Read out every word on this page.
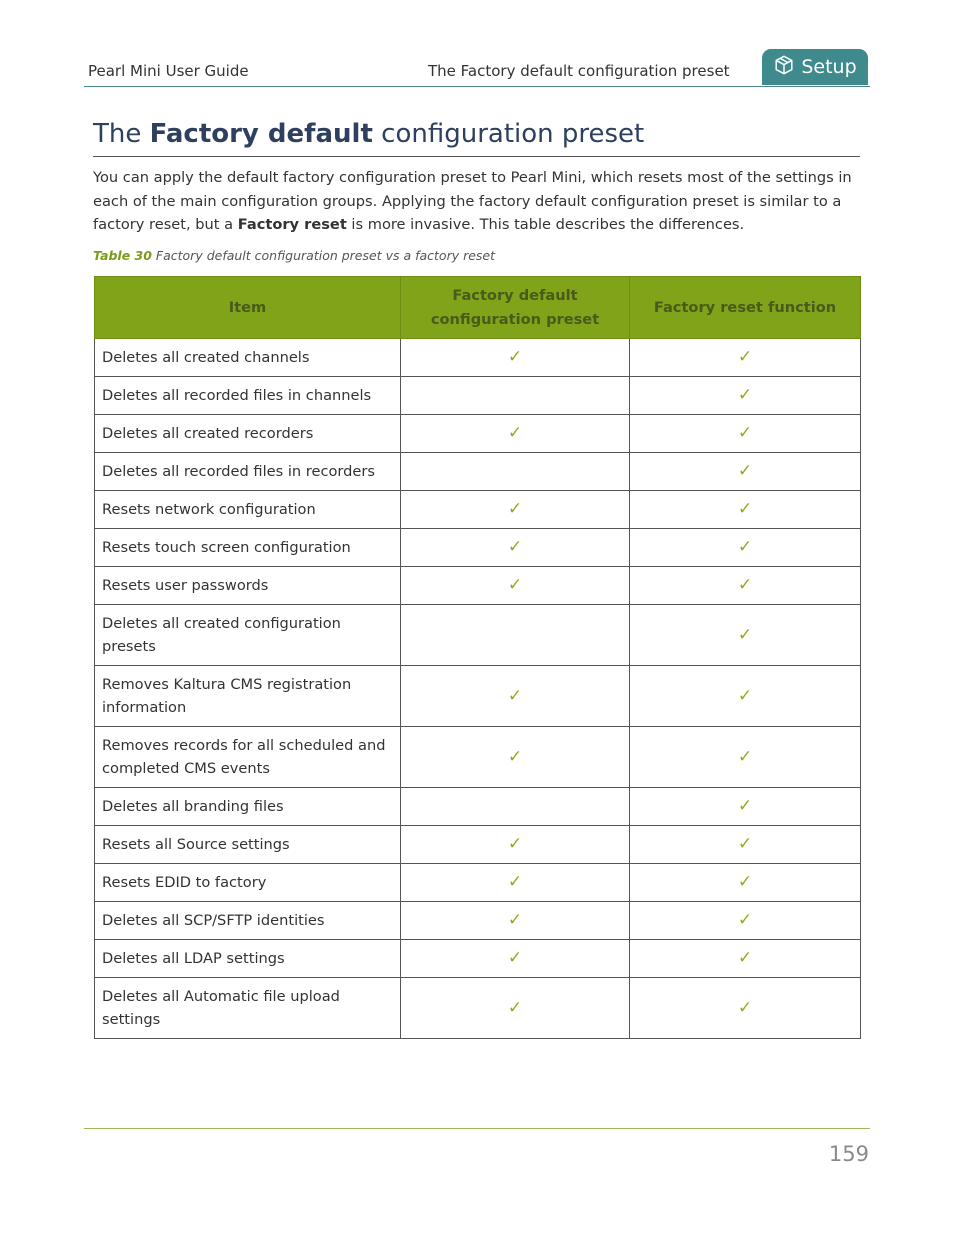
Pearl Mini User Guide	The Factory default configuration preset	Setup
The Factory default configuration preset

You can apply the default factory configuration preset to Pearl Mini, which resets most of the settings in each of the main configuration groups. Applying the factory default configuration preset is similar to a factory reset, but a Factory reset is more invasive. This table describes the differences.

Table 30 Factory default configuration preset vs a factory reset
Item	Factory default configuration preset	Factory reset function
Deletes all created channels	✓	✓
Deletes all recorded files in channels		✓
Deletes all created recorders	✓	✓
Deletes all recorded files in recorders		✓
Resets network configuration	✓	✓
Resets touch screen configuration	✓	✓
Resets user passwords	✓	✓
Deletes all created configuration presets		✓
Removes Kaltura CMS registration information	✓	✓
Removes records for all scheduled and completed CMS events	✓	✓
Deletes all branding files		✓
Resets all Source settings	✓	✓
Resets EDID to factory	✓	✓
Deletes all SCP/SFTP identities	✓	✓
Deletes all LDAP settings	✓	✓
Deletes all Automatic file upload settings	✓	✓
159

##############################

== Given instruction ==
Repeat each entry exactly. Pictures do not belong in the copy.

== Completed exercise ==
Read out every word on this page.
Pearl Mini User Guide	The Factory default configuration preset	Setup
The Factory default configuration preset

You can apply the default factory configuration preset to Pearl Mini, which resets most of the settings in each of the main configuration groups. Applying the factory default configuration preset is similar to a factory reset, but a Factory reset is more invasive. This table describes the differences.

Table 30 Factory default configuration preset vs a factory reset
Item	Factory default configuration preset	Factory reset function
Deletes all created channels	✓	✓
Deletes all recorded files in channels		✓
Deletes all created recorders	✓	✓
Deletes all recorded files in recorders		✓
Resets network configuration	✓	✓
Resets touch screen configuration	✓	✓
Resets user passwords	✓	✓
Deletes all created configuration presets		✓
Removes Kaltura CMS registration information	✓	✓
Removes records for all scheduled and completed CMS events	✓	✓
Deletes all branding files		✓
Resets all Source settings	✓	✓
Resets EDID to factory	✓	✓
Deletes all SCP/SFTP identities	✓	✓
Deletes all LDAP settings	✓	✓
Deletes all Automatic file upload settings	✓	✓
159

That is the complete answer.